■ **EXCERPTED PASSAGE**
Robin St. Clair Rimington Hardy (2 October 1929 – 1 July 2016) was an English author and film director. His most famous directorial work is The Wicker Man, and his last project was a film adaptation of his novel Cowboys for Christ, which was retitled The Wicker Tree.

Biography
He was born in Wimbledon, London, England and studied art in Paris. He worked in the U.S., where he made television dramas. He was a partner in a film company with Anthony Shaffer for 13 years. He returned to London where he made television commercials. Later he wrote historical novels and was involved in creating historical theme parks in the U.S. In addition to Cowboys for Christ, Hardy published a novelization of The Wicker Man, as well as the novel The Education of Don Juan.

Hardy died in Reading on 1 July 2016; he was survived by his fifth wife, Victoria Webster (married 2000), and eight children.

■ **DATA SHOWN**
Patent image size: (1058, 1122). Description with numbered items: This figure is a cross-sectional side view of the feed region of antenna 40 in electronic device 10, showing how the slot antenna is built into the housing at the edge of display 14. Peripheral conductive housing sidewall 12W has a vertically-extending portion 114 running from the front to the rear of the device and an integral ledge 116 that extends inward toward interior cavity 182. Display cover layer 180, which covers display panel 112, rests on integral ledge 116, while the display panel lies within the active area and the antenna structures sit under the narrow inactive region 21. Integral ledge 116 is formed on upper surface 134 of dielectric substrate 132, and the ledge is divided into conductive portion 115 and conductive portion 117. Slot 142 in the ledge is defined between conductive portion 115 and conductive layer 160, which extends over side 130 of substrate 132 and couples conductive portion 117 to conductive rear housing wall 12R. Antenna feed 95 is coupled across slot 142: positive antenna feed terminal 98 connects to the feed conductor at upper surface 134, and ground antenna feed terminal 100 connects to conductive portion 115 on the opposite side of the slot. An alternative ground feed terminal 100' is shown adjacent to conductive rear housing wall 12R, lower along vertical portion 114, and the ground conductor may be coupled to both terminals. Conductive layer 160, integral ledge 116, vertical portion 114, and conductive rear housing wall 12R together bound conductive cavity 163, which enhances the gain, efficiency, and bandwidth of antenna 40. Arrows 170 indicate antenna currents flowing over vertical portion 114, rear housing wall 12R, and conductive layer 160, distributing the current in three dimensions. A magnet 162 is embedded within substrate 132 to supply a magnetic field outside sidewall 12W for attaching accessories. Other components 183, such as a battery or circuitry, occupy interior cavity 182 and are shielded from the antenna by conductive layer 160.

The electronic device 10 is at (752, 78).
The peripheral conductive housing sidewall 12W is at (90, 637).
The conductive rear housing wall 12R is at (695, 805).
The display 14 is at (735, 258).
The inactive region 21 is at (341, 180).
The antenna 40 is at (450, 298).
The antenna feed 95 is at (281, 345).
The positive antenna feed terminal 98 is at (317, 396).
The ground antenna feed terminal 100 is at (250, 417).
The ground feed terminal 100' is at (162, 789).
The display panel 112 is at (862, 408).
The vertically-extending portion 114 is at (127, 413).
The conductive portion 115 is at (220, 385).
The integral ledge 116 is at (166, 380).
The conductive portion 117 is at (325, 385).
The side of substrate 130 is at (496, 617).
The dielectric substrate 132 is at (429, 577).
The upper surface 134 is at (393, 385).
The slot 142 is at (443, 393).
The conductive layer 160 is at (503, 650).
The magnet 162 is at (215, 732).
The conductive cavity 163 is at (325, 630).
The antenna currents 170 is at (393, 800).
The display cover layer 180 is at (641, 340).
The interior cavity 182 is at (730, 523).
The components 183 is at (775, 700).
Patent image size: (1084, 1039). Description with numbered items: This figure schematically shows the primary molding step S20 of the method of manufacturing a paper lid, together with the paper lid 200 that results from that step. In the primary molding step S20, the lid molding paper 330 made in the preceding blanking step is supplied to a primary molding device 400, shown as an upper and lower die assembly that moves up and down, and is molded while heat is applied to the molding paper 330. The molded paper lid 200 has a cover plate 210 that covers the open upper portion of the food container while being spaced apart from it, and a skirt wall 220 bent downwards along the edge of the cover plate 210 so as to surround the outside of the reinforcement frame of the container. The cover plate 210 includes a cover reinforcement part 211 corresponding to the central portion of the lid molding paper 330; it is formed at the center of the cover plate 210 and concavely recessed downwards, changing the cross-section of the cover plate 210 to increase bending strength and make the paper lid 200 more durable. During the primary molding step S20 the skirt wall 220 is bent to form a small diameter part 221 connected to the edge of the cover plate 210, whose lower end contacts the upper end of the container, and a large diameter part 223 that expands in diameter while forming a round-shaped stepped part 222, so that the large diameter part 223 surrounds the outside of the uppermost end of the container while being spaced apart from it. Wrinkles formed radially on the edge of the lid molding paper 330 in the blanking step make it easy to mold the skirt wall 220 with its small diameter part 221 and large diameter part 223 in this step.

■ **GOALS**
A. In the Robin Hardy biography, how long was he a partner in a film company with Anthony Shaffer?
B. Carry the Robin Hardy biography on past its final sentence.
None of the rows are needed here.

■ **EXPECTED OUTPUTS**
A. 13 years.

B.
Hardy had expressed interest in producing a finale to his loose Wicker Man trilogy titled The Wrath of the Gods. A crowdfunding campaign was set-up in 2015 to raise funds for the film's production, but ultimately fell short of its US$210,000 target.

Filmography
The Wicker Man (1973) (director)
The Fantasist (1986) (writer and director)
The Bulldance (1989) (writer)
The Wicker Tree (2011) (writer and director)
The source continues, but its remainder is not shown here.